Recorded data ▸
-- Begin --
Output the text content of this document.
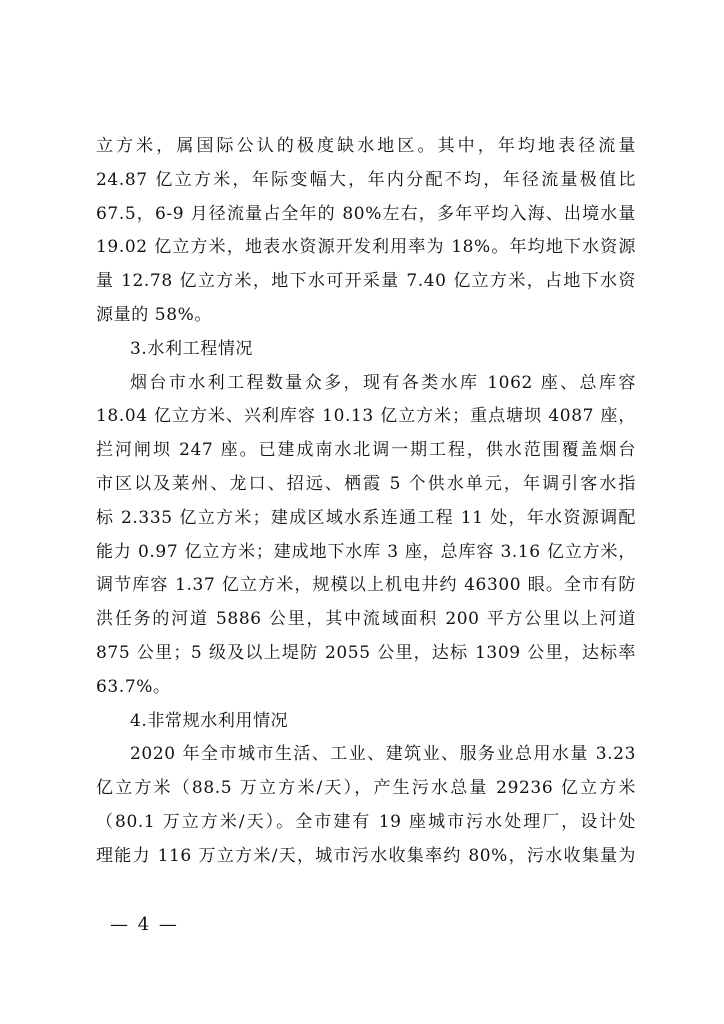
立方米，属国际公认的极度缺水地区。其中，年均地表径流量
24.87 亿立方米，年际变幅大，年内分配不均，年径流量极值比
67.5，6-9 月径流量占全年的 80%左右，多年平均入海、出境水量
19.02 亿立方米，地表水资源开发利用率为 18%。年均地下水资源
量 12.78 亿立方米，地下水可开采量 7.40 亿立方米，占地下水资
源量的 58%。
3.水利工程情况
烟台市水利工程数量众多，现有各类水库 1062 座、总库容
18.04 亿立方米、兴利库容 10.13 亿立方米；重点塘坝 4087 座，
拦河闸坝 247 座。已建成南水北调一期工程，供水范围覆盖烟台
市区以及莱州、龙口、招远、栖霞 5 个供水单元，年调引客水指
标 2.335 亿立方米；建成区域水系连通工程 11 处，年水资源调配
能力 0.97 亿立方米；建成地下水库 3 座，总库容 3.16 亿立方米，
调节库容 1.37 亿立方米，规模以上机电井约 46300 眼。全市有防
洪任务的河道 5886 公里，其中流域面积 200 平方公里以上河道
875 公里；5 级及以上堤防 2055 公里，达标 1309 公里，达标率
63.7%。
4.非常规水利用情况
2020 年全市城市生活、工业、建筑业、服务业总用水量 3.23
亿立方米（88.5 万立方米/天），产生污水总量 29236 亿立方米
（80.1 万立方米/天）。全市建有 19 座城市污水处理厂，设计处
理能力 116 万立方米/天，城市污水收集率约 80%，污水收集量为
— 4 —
-- End --
-- Begin --
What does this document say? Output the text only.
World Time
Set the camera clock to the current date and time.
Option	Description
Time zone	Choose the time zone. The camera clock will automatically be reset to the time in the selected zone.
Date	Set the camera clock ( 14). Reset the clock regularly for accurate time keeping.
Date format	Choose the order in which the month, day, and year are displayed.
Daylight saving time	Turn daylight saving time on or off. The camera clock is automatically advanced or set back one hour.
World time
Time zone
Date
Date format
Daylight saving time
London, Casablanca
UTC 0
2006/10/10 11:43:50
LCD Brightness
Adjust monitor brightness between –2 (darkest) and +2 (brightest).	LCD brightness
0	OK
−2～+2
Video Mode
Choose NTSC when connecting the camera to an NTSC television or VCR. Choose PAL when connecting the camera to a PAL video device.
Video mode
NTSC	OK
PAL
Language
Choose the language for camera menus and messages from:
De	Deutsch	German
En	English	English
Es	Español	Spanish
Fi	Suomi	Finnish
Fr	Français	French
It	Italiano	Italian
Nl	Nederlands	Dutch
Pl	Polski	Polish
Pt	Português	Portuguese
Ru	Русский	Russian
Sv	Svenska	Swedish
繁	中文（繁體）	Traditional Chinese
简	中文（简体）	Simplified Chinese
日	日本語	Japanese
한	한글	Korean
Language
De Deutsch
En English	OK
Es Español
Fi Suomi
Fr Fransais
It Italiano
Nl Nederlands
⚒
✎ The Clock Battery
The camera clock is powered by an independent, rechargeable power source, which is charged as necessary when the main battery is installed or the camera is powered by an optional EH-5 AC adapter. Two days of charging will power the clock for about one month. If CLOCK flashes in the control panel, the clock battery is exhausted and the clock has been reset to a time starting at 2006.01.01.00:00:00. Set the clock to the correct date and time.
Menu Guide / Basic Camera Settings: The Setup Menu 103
-- End --
Your task is to gather every line with the word "zone" and copy it.

Time zone	Choose the time zone. The camera clock will automatically be reset to the time in the selected zone.
Time zone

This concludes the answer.